--- What needs to be done ---
Beneath this sentence is a set of records; write each of them out exactly.

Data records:
___
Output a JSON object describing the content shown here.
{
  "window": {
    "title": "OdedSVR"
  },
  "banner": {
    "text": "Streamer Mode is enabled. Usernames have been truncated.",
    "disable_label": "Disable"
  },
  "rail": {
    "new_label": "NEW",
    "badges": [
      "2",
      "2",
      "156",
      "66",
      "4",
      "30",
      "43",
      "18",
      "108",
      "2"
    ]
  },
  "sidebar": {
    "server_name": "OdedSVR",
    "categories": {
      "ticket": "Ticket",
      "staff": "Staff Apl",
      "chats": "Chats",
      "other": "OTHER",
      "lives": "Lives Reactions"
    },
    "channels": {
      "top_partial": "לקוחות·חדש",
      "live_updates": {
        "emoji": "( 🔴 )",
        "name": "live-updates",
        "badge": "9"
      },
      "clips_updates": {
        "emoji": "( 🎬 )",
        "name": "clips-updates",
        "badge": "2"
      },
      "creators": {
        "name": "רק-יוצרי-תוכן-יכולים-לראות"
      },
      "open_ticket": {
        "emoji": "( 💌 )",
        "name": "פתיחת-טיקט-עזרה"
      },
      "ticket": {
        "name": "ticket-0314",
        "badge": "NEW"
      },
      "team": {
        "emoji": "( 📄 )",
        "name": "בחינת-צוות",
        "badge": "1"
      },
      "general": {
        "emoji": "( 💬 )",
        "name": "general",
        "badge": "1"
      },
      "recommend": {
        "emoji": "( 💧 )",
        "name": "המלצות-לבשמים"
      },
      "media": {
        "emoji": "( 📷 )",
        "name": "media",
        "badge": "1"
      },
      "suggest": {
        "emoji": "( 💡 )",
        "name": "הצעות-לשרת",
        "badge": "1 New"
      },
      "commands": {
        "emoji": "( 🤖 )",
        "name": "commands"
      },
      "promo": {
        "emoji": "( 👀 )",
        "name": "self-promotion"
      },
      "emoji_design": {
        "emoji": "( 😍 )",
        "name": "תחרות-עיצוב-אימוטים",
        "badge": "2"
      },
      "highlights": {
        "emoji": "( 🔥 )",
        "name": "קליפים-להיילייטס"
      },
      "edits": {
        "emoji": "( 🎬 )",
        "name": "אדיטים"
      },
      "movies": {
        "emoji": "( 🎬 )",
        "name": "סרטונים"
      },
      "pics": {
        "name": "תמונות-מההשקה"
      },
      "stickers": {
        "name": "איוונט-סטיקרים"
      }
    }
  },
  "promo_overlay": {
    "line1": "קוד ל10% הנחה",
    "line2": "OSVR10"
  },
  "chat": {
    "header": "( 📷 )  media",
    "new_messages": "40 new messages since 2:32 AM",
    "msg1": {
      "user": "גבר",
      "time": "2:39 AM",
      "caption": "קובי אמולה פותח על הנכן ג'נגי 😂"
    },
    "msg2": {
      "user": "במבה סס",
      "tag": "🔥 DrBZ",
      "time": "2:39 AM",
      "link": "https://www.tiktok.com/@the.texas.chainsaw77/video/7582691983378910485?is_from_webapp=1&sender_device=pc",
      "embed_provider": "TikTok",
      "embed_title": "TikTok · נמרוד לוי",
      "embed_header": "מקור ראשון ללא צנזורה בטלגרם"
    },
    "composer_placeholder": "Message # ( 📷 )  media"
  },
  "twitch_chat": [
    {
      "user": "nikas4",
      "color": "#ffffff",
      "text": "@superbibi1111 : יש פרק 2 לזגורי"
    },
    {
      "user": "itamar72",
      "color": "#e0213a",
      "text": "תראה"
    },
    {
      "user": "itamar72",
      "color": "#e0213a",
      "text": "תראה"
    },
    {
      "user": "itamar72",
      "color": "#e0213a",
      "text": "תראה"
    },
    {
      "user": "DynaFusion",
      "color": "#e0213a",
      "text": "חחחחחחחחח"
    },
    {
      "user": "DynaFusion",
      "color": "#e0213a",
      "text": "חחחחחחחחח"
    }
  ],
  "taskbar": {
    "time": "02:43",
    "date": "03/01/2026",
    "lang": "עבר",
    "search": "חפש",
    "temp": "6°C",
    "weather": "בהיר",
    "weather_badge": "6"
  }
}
___
--- Solution to this problem ---
Output a JSON object describing the content shown here.
{
  "window": {
    "title": "OdedSVR"
  },
  "banner": {
    "text": "Streamer Mode is enabled. Usernames have been truncated.",
    "disable_label": "Disable"
  },
  "rail": {
    "new_label": "NEW",
    "badges": [
      "2",
      "2",
      "156",
      "66",
      "4",
      "30",
      "43",
      "18",
      "108",
      "2"
    ]
  },
  "sidebar": {
    "server_name": "OdedSVR",
    "categories": {
      "ticket": "Ticket",
      "staff": "Staff Apl",
      "chats": "Chats",
      "other": "OTHER",
      "lives": "Lives Reactions"
    },
    "channels": {
      "top_partial": "לקוחות·חדש",
      "live_updates": {
        "emoji": "( 🔴 )",
        "name": "live-updates",
        "badge": "9"
      },
      "clips_updates": {
        "emoji": "( 🎬 )",
        "name": "clips-updates",
        "badge": "2"
      },
      "creators": {
        "name": "רק-יוצרי-תוכן-יכולים-לראות"
      },
      "open_ticket": {
        "emoji": "( 💌 )",
        "name": "פתיחת-טיקט-עזרה"
      },
      "ticket": {
        "name": "ticket-0314",
        "badge": "NEW"
      },
      "team": {
        "emoji": "( 📄 )",
        "name": "בחינת-צוות",
        "badge": "1"
      },
      "general": {
        "emoji": "( 💬 )",
        "name": "general",
        "badge": "1"
      },
      "recommend": {
        "emoji": "( 💧 )",
        "name": "המלצות-לבשמים"
      },
      "media": {
        "emoji": "( 📷 )",
        "name": "media",
        "badge": "1"
      },
      "suggest": {
        "emoji": "( 💡 )",
        "name": "הצעות-לשרת",
        "badge": "1 New"
      },
      "commands": {
        "emoji": "( 🤖 )",
        "name": "commands"
      },
      "promo": {
        "emoji": "( 👀 )",
        "name": "self-promotion"
      },
      "emoji_design": {
        "emoji": "( 😍 )",
        "name": "תחרות-עיצוב-אימוטים",
        "badge": "2"
      },
      "highlights": {
        "emoji": "( 🔥 )",
        "name": "קליפים-להיילייטס"
      },
      "edits": {
        "emoji": "( 🎬 )",
        "name": "אדיטים"
      },
      "movies": {
        "emoji": "( 🎬 )",
        "name": "סרטונים"
      },
      "pics": {
        "name": "תמונות-מההשקה"
      },
      "stickers": {
        "name": "איוונט-סטיקרים"
      }
    }
  },
  "promo_overlay": {
    "line1": "קוד ל10% הנחה",
    "line2": "OSVR10"
  },
  "chat": {
    "header": "( 📷 )  media",
    "new_messages": "40 new messages since 2:32 AM",
    "msg1": {
      "user": "גבר",
      "time": "2:39 AM",
      "caption": "קובי אמולה פותח על הנכן ג'נגי 😂"
    },
    "msg2": {
      "user": "במבה סס",
      "tag": "🔥 DrBZ",
      "time": "2:39 AM",
      "link": "https://www.tiktok.com/@the.texas.chainsaw77/video/7582691983378910485?is_from_webapp=1&sender_device=pc",
      "embed_provider": "TikTok",
      "embed_title": "TikTok · נמרוד לוי",
      "embed_header": "מקור ראשון ללא צנזורה בטלגרם"
    },
    "composer_placeholder": "Message # ( 📷 )  media"
  },
  "twitch_chat": [
    {
      "user": "nikas4",
      "color": "#ffffff",
      "text": "@superbibi1111 : יש פרק 2 לזגורי"
    },
    {
      "user": "itamar72",
      "color": "#e0213a",
      "text": "תראה"
    },
    {
      "user": "itamar72",
      "color": "#e0213a",
      "text": "תראה"
    },
    {
      "user": "itamar72",
      "color": "#e0213a",
      "text": "תראה"
    },
    {
      "user": "DynaFusion",
      "color": "#e0213a",
      "text": "חחחחחחחחח"
    },
    {
      "user": "DynaFusion",
      "color": "#e0213a",
      "text": "חחחחחחחחח"
    }
  ],
  "taskbar": {
    "time": "02:43",
    "date": "03/01/2026",
    "lang": "עבר",
    "search": "חפש",
    "temp": "6°C",
    "weather": "בהיר",
    "weather_badge": "6"
  }
}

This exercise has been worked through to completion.